═════ Source passage ═════
Early on the morning after the Sabbath following Jesus's crucifixion, a group of women who had followed Jesus came to his tomb carrying spices to complete his burial preparation — a final act of devotion that Jewish custom required. They arrived to find the large stone already rolled away and two figures in gleaming, brilliant clothing waiting inside (described elsewhere as angels). The women were terrified and prostrated themselves on the ground. Then came the question: "Why do you look for the living among the dead?" It is not a gentle inquiry — it is a gentle rebuke. The messengers are pointing out that the women's entire framework was wrong. They had come fully prepared to tend a corpse. They needed to recalibrate everything they thought they knew.

Prayer

God, I've been standing at some tombs for a long time, waiting for something that isn't coming back. Ask me the question again — gently, the way the angels did. Help me turn around and find you where the living actually are. Amen.

Reflection

"Why do you look for the living among the dead?" is one of the sharpest questions in the entire Bible — and it was aimed not at enemies of Jesus, not at doubters or officials, but at his most devoted followers. These women had done everything right. They showed up before dawn. They brought the spices. They came when the male disciples had mostly scattered in fear. And still the question lands like a gentle correction: *you're looking in the wrong place.* There's something humbling in that. Devotion, even fierce and costly devotion, doesn't automatically produce correct assumptions about where God is working. It's worth sitting with the question personally, because it keeps asking itself across a lifetime. Where do you look for life in places that can only offer you death? Sometimes it's an old identity you keep trying to resurrect — a version of yourself that's genuinely gone. Sometimes it's a relationship that ended, or a version of the future you had planned that quietly collapsed. We are remarkably good at keeping vigil at tombs, returning to the same empty places hoping something has changed. The angel's question isn't cruel. It's an invitation to turn around. He is not there. He never will be again. And that is the best possible news.
═════ Data shown ═════
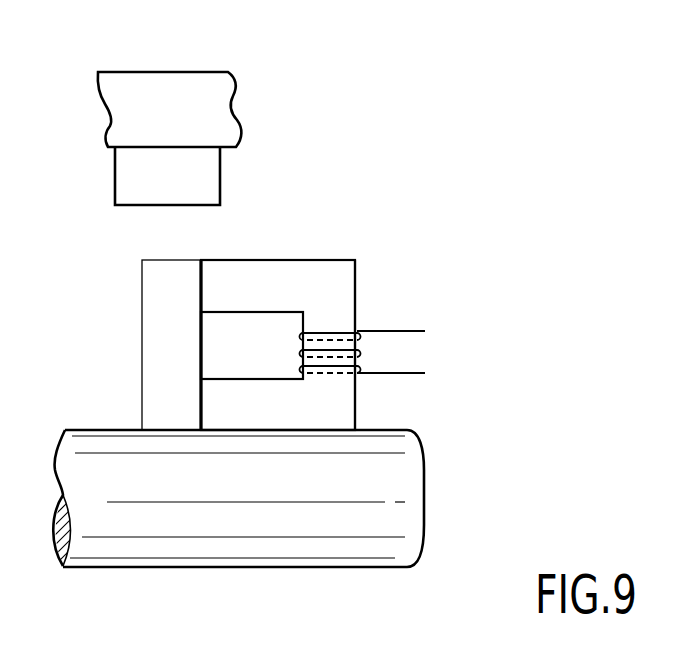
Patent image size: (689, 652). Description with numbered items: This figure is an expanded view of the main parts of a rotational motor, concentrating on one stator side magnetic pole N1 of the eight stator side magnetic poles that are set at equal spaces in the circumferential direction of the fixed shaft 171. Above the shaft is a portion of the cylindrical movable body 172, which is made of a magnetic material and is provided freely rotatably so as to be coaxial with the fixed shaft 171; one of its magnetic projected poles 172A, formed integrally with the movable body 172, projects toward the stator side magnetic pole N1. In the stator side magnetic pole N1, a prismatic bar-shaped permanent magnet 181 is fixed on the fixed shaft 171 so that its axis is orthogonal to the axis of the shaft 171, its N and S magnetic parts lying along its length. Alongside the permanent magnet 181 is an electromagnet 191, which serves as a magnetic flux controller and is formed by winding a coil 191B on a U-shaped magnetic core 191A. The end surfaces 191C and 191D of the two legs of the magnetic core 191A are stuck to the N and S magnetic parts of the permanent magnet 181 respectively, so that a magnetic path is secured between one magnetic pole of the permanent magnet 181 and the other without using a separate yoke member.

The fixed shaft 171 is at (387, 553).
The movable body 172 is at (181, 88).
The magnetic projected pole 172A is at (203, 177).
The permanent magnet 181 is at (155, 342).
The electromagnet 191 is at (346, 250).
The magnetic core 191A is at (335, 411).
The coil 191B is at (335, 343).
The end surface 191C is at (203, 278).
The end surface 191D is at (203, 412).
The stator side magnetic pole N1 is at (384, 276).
═════
═════ Data shown ═════
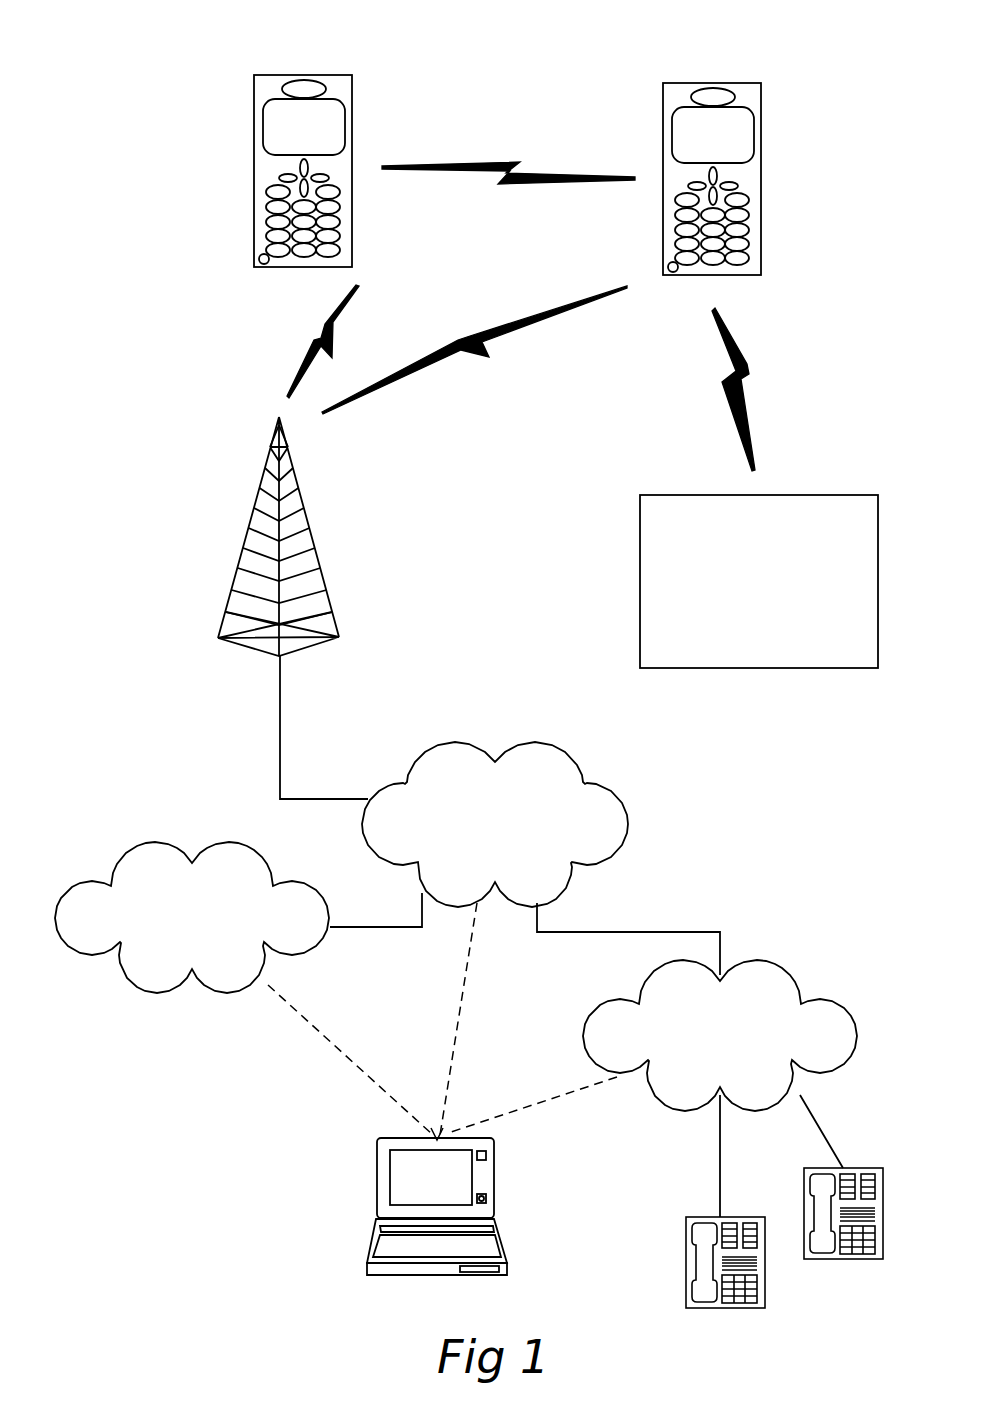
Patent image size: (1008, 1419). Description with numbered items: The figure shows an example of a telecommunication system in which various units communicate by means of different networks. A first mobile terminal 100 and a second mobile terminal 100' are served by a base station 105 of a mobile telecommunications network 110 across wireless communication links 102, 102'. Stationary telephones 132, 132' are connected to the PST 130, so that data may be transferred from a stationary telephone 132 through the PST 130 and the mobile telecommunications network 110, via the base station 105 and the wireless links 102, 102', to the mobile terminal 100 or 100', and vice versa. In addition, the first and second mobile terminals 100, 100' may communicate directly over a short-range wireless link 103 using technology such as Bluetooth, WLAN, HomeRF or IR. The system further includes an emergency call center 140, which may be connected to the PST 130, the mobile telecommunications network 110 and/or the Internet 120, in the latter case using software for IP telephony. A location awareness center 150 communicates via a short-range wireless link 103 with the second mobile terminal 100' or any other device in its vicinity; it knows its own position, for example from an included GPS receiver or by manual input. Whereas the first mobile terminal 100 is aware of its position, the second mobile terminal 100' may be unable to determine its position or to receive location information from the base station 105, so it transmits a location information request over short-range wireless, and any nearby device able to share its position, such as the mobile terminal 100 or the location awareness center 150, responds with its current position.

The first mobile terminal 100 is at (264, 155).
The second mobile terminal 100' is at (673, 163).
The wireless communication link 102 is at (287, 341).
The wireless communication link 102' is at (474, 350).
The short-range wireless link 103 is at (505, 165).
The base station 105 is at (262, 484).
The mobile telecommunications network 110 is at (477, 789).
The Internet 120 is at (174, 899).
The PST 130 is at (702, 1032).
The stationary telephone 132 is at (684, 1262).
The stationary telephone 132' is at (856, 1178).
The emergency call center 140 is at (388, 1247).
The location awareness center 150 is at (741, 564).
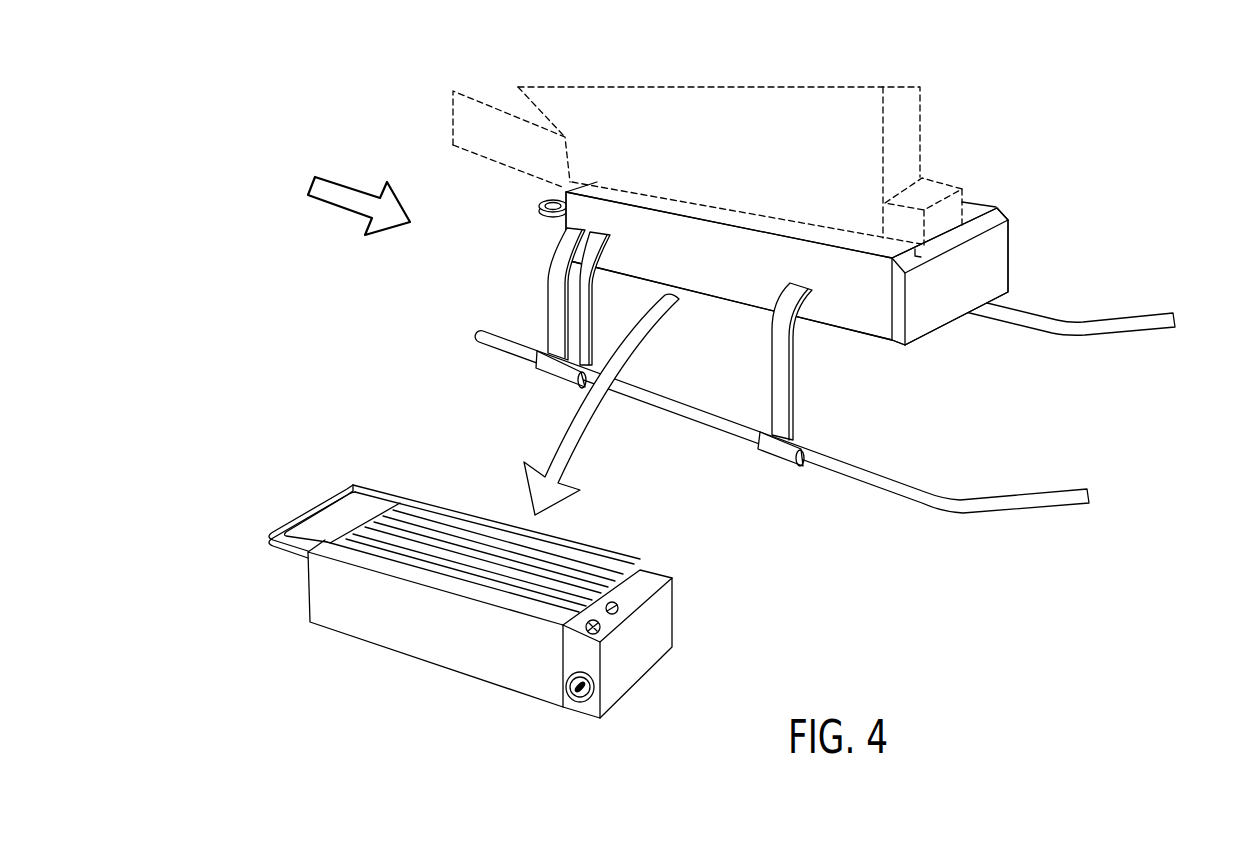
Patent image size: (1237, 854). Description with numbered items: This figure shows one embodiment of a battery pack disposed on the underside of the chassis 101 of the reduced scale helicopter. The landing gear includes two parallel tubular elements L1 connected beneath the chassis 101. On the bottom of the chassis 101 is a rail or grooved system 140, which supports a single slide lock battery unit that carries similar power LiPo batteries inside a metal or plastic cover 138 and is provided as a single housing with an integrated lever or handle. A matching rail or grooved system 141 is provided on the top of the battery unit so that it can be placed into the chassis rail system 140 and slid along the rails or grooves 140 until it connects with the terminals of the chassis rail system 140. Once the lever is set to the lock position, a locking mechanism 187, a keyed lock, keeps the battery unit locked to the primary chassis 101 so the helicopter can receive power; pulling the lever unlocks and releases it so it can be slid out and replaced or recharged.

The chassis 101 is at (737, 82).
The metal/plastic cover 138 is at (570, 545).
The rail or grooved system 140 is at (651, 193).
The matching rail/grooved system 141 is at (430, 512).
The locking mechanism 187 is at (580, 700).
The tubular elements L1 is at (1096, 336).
═════
**What the task asks:**
Reproduce the empty-tomb devotional word for word, from "Early on the" to "thought they knew.". The data were taken from a separate source.

**Written reply:**
Early on the morning after the Sabbath following Jesus's crucifixion, a group of women who had followed Jesus came to his tomb carrying spices to complete his burial preparation — a final act of devotion that Jewish custom required. They arrived to find the large stone already rolled away and two figures in gleaming, brilliant clothing waiting inside (described elsewhere as angels). The women were terrified and prostrated themselves on the ground. Then came the question: "Why do you look for the living among the dead?" It is not a gentle inquiry — it is a gentle rebuke. The messengers are pointing out that the women's entire framework was wrong. They had come fully prepared to tend a corpse. They needed to recalibrate everything they thought they knew.